Transcribe all the records with complete accuracy.
[START OF Entries supplied]
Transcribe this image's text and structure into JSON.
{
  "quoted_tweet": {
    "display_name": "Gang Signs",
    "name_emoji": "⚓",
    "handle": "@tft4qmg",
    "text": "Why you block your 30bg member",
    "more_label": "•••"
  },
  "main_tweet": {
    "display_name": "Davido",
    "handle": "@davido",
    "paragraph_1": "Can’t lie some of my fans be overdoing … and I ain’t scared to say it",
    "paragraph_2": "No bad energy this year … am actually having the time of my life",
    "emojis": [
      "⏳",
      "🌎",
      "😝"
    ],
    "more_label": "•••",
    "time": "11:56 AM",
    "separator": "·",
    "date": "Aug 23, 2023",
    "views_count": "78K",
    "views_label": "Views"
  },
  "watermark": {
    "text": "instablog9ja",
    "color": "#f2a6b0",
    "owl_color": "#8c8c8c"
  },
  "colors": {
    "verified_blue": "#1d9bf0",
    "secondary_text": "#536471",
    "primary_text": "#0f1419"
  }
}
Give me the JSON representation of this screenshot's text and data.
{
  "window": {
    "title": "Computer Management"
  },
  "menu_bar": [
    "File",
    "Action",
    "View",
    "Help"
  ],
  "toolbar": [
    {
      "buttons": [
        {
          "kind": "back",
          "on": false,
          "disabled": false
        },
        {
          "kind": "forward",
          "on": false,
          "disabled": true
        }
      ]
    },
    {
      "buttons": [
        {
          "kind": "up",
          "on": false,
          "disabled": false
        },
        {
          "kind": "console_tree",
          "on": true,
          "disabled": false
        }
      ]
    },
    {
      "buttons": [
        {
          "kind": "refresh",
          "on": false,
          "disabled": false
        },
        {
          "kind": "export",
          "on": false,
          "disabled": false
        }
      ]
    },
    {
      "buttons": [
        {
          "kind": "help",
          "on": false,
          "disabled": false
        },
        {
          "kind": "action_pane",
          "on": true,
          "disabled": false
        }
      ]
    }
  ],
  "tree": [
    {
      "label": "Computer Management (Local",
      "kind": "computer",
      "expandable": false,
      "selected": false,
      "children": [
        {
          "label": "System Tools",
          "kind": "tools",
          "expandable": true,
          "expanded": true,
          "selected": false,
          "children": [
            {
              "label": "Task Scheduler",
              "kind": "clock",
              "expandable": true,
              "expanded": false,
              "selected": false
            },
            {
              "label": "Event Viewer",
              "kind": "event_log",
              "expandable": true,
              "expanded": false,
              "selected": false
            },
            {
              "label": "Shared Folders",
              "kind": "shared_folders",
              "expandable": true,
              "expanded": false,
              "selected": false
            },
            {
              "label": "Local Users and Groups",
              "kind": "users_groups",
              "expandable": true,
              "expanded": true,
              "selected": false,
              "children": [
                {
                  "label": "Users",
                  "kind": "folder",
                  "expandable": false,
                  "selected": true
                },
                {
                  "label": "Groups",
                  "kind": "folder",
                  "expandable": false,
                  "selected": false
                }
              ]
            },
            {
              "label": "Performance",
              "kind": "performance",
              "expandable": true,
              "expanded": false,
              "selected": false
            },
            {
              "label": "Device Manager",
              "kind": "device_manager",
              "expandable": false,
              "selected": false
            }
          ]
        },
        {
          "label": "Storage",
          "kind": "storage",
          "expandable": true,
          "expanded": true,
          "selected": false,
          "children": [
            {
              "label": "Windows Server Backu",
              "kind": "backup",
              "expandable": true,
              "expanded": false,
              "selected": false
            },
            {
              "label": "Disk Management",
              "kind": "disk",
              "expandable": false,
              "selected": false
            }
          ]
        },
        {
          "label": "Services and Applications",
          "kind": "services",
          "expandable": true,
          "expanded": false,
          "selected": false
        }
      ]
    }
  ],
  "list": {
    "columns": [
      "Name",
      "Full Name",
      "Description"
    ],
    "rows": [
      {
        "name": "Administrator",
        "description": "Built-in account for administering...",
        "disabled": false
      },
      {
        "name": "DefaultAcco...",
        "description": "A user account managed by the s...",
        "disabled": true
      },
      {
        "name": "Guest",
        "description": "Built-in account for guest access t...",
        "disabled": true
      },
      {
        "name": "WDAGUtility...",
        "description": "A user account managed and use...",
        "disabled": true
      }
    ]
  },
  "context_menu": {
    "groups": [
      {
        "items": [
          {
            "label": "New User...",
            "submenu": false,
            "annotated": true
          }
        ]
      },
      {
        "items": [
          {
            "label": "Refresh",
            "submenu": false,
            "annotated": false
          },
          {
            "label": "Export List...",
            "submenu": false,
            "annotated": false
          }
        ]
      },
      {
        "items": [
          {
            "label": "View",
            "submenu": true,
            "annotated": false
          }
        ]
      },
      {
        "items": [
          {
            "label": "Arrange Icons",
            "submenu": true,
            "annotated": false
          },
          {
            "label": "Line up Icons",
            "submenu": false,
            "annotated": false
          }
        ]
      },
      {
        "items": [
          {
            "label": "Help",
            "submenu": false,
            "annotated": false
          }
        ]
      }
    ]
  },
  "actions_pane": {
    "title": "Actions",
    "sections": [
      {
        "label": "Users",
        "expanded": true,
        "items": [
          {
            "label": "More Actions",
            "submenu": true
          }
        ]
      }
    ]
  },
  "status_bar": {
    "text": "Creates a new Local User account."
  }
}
[END OF Entries supplied]
* _Answer_:
Transcribe this image's text and structure into JSON.
{
  "quoted_tweet": {
    "display_name": "Gang Signs",
    "name_emoji": "⚓",
    "handle": "@tft4qmg",
    "text": "Why you block your 30bg member",
    "more_label": "•••"
  },
  "main_tweet": {
    "display_name": "Davido",
    "handle": "@davido",
    "paragraph_1": "Can’t lie some of my fans be overdoing … and I ain’t scared to say it",
    "paragraph_2": "No bad energy this year … am actually having the time of my life",
    "emojis": [
      "⏳",
      "🌎",
      "😝"
    ],
    "more_label": "•••",
    "time": "11:56 AM",
    "separator": "·",
    "date": "Aug 23, 2023",
    "views_count": "78K",
    "views_label": "Views"
  },
  "watermark": {
    "text": "instablog9ja",
    "color": "#f2a6b0",
    "owl_color": "#8c8c8c"
  },
  "colors": {
    "verified_blue": "#1d9bf0",
    "secondary_text": "#536471",
    "primary_text": "#0f1419"
  }
}
Give me the JSON representation of this screenshot's text and data.
{
  "window": {
    "title": "Computer Management"
  },
  "menu_bar": [
    "File",
    "Action",
    "View",
    "Help"
  ],
  "toolbar": [
    {
      "buttons": [
        {
          "kind": "back",
          "on": false,
          "disabled": false
        },
        {
          "kind": "forward",
          "on": false,
          "disabled": true
        }
      ]
    },
    {
      "buttons": [
        {
          "kind": "up",
          "on": false,
          "disabled": false
        },
        {
          "kind": "console_tree",
          "on": true,
          "disabled": false
        }
      ]
    },
    {
      "buttons": [
        {
          "kind": "refresh",
          "on": false,
          "disabled": false
        },
        {
          "kind": "export",
          "on": false,
          "disabled": false
        }
      ]
    },
    {
      "buttons": [
        {
          "kind": "help",
          "on": false,
          "disabled": false
        },
        {
          "kind": "action_pane",
          "on": true,
          "disabled": false
        }
      ]
    }
  ],
  "tree": [
    {
      "label": "Computer Management (Local",
      "kind": "computer",
      "expandable": false,
      "selected": false,
      "children": [
        {
          "label": "System Tools",
          "kind": "tools",
          "expandable": true,
          "expanded": true,
          "selected": false,
          "children": [
            {
              "label": "Task Scheduler",
              "kind": "clock",
              "expandable": true,
              "expanded": false,
              "selected": false
            },
            {
              "label": "Event Viewer",
              "kind": "event_log",
              "expandable": true,
              "expanded": false,
              "selected": false
            },
            {
              "label": "Shared Folders",
              "kind": "shared_folders",
              "expandable": true,
              "expanded": false,
              "selected": false
            },
            {
              "label": "Local Users and Groups",
              "kind": "users_groups",
              "expandable": true,
              "expanded": true,
              "selected": false,
              "children": [
                {
                  "label": "Users",
                  "kind": "folder",
                  "expandable": false,
                  "selected": true
                },
                {
                  "label": "Groups",
                  "kind": "folder",
                  "expandable": false,
                  "selected": false
                }
              ]
            },
            {
              "label": "Performance",
              "kind": "performance",
              "expandable": true,
              "expanded": false,
              "selected": false
            },
            {
              "label": "Device Manager",
              "kind": "device_manager",
              "expandable": false,
              "selected": false
            }
          ]
        },
        {
          "label": "Storage",
          "kind": "storage",
          "expandable": true,
          "expanded": true,
          "selected": false,
          "children": [
            {
              "label": "Windows Server Backu",
              "kind": "backup",
              "expandable": true,
              "expanded": false,
              "selected": false
            },
            {
              "label": "Disk Management",
              "kind": "disk",
              "expandable": false,
              "selected": false
            }
          ]
        },
        {
          "label": "Services and Applications",
          "kind": "services",
          "expandable": true,
          "expanded": false,
          "selected": false
        }
      ]
    }
  ],
  "list": {
    "columns": [
      "Name",
      "Full Name",
      "Description"
    ],
    "rows": [
      {
        "name": "Administrator",
        "description": "Built-in account for administering...",
        "disabled": false
      },
      {
        "name": "DefaultAcco...",
        "description": "A user account managed by the s...",
        "disabled": true
      },
      {
        "name": "Guest",
        "description": "Built-in account for guest access t...",
        "disabled": true
      },
      {
        "name": "WDAGUtility...",
        "description": "A user account managed and use...",
        "disabled": true
      }
    ]
  },
  "context_menu": {
    "groups": [
      {
        "items": [
          {
            "label": "New User...",
            "submenu": false,
            "annotated": true
          }
        ]
      },
      {
        "items": [
          {
            "label": "Refresh",
            "submenu": false,
            "annotated": false
          },
          {
            "label": "Export List...",
            "submenu": false,
            "annotated": false
          }
        ]
      },
      {
        "items": [
          {
            "label": "View",
            "submenu": true,
            "annotated": false
          }
        ]
      },
      {
        "items": [
          {
            "label": "Arrange Icons",
            "submenu": true,
            "annotated": false
          },
          {
            "label": "Line up Icons",
            "submenu": false,
            "annotated": false
          }
        ]
      },
      {
        "items": [
          {
            "label": "Help",
            "submenu": false,
            "annotated": false
          }
        ]
      }
    ]
  },
  "actions_pane": {
    "title": "Actions",
    "sections": [
      {
        "label": "Users",
        "expanded": true,
        "items": [
          {
            "label": "More Actions",
            "submenu": true
          }
        ]
      }
    ]
  },
  "status_bar": {
    "text": "Creates a new Local User account."
  }
}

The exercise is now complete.